### Given instruction
Return all lines where the word "life" can be found.
= = = = =
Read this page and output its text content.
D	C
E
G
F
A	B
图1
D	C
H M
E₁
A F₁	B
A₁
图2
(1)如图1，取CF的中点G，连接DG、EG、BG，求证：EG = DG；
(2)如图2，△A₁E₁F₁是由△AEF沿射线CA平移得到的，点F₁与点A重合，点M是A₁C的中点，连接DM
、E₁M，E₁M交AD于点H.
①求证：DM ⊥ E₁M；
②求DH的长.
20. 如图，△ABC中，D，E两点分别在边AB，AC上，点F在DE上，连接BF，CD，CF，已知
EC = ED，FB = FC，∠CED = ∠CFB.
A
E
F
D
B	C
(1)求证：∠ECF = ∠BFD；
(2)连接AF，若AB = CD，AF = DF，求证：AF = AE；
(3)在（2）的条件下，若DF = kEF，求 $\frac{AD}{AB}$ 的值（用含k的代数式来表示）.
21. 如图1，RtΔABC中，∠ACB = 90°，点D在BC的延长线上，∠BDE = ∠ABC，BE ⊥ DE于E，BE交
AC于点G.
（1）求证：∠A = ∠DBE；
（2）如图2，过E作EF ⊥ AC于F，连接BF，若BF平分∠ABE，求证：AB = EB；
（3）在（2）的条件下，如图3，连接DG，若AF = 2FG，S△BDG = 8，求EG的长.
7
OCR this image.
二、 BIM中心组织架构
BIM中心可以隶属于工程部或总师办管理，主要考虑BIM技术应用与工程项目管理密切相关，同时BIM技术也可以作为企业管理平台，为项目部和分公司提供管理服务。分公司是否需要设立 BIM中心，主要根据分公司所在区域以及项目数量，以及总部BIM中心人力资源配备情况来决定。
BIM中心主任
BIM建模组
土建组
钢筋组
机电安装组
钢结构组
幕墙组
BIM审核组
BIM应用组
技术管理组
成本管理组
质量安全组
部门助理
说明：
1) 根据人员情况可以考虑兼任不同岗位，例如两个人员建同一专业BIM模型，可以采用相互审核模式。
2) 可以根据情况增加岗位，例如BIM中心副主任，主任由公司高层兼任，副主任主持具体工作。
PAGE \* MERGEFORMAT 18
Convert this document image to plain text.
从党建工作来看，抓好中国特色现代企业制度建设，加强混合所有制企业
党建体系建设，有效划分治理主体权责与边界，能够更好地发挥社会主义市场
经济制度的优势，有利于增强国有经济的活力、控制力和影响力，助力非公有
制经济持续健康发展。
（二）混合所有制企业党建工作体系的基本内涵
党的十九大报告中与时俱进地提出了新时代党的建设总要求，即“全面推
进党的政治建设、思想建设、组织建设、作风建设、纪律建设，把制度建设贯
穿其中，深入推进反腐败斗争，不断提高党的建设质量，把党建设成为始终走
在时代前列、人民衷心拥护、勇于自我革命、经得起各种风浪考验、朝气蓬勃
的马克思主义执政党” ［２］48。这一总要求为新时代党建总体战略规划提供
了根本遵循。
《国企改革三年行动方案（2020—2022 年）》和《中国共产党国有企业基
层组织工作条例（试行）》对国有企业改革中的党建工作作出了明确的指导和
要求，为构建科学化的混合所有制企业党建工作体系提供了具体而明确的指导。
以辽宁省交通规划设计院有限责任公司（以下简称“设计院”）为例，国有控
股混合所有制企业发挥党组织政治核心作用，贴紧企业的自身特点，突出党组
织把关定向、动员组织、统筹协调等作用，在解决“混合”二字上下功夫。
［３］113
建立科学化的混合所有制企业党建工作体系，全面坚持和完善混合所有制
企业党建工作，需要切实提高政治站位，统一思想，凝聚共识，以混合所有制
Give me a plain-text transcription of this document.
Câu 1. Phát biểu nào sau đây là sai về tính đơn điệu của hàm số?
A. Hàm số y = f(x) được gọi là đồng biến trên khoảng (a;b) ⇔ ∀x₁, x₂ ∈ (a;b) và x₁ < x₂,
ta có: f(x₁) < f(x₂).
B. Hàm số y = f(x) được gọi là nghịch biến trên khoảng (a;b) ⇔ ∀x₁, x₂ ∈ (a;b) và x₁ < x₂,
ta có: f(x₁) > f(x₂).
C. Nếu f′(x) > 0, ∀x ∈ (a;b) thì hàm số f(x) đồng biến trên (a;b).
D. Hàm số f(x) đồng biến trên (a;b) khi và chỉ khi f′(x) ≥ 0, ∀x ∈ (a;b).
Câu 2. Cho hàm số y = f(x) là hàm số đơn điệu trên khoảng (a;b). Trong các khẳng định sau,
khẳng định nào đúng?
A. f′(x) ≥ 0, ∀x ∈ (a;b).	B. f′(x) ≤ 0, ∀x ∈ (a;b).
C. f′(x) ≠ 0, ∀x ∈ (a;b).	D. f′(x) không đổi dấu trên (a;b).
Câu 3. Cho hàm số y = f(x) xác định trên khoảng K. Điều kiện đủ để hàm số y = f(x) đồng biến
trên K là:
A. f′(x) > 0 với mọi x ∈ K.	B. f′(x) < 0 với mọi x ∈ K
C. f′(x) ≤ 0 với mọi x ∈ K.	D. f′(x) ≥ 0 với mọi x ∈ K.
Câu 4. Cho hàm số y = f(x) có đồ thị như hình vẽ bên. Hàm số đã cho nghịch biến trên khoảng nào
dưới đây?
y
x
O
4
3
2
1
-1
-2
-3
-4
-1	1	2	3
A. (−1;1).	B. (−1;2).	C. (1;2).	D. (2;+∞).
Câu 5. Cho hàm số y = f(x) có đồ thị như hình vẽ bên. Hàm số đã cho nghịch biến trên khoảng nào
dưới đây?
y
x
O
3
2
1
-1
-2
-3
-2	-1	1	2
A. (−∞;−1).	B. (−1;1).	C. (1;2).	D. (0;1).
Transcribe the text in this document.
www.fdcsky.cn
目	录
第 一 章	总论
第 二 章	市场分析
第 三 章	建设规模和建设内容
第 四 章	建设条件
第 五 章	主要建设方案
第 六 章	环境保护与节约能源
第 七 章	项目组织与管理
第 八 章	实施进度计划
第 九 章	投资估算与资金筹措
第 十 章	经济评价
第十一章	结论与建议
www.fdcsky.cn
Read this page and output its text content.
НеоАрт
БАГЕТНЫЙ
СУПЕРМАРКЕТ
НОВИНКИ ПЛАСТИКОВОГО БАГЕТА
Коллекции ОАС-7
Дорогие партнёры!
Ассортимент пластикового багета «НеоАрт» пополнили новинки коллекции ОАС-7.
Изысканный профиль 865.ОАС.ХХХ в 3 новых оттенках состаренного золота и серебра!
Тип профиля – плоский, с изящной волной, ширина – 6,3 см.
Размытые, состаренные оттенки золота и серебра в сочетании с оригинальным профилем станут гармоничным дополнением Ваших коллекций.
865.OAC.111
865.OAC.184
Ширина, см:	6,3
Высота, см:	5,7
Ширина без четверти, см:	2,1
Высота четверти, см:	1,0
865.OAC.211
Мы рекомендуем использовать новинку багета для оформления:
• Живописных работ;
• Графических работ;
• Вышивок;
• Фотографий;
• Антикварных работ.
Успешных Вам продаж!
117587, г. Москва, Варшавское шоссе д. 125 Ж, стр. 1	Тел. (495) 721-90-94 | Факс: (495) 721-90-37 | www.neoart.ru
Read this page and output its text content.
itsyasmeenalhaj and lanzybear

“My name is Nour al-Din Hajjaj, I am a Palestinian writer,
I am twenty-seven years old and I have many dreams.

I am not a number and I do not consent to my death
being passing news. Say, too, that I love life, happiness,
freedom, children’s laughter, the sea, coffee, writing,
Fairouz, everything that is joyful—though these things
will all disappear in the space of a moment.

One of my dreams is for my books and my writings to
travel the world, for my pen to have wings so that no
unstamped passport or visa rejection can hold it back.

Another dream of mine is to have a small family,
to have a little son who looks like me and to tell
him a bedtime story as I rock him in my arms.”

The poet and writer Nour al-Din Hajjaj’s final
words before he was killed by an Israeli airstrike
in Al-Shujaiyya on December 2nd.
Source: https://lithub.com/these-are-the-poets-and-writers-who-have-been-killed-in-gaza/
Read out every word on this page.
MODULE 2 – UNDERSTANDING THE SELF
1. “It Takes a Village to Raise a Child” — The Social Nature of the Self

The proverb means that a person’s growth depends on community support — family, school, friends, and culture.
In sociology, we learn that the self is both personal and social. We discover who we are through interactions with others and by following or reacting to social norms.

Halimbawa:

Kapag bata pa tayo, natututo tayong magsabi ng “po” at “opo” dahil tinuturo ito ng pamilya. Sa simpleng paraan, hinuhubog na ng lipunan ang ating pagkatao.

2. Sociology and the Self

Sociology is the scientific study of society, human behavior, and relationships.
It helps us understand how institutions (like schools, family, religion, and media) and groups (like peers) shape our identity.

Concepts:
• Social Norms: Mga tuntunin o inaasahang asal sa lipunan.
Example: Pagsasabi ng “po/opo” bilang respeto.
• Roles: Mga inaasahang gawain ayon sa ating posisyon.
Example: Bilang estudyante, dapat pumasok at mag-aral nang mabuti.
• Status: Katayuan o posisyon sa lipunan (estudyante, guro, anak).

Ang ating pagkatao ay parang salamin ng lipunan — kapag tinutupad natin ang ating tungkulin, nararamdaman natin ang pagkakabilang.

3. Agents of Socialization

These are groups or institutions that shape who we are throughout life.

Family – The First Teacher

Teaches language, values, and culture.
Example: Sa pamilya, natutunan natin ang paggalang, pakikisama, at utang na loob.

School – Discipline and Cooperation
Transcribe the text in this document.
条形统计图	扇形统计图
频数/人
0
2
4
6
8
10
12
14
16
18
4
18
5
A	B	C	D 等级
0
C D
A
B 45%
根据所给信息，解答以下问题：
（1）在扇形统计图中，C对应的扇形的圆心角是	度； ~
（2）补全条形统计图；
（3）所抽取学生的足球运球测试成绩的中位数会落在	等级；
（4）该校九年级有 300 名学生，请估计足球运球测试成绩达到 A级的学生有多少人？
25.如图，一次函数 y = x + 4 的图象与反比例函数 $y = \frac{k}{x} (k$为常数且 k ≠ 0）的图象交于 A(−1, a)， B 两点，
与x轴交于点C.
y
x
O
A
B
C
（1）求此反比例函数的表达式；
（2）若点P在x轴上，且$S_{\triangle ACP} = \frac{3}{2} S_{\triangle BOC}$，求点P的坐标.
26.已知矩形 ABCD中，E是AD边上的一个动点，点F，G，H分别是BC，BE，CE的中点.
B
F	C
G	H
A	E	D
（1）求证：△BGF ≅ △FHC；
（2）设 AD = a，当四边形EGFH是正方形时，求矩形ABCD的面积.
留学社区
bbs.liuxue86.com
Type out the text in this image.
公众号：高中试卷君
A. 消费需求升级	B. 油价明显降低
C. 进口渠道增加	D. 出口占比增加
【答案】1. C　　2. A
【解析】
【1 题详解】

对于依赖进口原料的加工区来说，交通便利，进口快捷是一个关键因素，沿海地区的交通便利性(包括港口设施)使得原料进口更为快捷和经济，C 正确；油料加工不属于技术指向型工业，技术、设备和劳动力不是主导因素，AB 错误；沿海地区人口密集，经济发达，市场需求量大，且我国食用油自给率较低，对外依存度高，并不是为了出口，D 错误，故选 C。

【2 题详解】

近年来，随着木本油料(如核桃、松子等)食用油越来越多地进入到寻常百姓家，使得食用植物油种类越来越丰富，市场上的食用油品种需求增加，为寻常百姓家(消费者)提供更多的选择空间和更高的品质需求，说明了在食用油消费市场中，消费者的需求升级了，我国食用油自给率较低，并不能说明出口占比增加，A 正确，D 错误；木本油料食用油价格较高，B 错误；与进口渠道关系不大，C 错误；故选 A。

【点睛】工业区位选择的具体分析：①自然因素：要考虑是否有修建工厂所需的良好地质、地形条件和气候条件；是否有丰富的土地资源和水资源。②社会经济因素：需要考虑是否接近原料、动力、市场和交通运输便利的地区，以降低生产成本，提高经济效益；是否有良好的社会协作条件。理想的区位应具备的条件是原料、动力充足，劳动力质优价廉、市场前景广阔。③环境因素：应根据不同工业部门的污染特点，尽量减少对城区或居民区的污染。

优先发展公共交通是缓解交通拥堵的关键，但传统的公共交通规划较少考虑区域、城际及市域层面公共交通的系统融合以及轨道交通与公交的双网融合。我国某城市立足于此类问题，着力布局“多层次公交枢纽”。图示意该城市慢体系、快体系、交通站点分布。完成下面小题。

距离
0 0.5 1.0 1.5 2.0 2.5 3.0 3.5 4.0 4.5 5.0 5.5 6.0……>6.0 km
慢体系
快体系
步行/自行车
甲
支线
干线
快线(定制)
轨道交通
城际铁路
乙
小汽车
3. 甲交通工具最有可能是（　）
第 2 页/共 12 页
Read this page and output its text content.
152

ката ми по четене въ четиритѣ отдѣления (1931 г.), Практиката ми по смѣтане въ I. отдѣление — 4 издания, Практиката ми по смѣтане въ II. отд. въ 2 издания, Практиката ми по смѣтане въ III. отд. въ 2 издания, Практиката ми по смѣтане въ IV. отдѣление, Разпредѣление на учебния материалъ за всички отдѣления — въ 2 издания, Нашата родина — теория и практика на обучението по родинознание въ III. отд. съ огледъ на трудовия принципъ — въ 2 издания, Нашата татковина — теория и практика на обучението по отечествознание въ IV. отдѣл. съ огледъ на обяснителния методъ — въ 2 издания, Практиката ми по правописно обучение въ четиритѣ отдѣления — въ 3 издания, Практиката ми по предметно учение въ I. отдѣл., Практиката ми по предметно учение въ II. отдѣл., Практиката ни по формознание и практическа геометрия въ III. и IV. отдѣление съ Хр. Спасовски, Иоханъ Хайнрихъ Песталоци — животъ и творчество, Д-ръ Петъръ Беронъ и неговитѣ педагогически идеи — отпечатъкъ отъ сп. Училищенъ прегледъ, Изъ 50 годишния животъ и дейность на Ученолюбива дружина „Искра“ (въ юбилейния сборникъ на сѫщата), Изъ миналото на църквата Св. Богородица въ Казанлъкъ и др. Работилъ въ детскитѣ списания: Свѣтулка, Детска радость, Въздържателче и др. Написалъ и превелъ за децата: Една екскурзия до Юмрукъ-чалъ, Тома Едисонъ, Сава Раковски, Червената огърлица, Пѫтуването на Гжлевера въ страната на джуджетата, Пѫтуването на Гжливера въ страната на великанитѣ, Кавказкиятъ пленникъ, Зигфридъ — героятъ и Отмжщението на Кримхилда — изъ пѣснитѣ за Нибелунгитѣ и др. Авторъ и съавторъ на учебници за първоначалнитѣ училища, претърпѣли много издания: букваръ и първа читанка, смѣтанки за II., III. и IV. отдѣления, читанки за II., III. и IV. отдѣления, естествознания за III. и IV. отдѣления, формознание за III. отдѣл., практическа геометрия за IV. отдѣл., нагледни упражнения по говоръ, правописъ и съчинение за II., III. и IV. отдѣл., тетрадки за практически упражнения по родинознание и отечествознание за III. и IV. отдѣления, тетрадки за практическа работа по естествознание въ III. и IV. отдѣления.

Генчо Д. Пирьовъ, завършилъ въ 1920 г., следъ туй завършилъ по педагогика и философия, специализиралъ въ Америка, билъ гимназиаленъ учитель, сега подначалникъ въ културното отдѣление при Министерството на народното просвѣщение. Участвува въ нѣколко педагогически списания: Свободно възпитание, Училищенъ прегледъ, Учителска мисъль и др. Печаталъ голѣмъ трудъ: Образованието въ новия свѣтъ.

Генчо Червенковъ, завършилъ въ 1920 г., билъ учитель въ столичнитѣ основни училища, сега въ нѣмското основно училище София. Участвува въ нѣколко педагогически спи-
= = = = =
### Problem solution
being passing news. Say, too, that I love life, happiness,
These are groups or institutions that shape who we are throughout life.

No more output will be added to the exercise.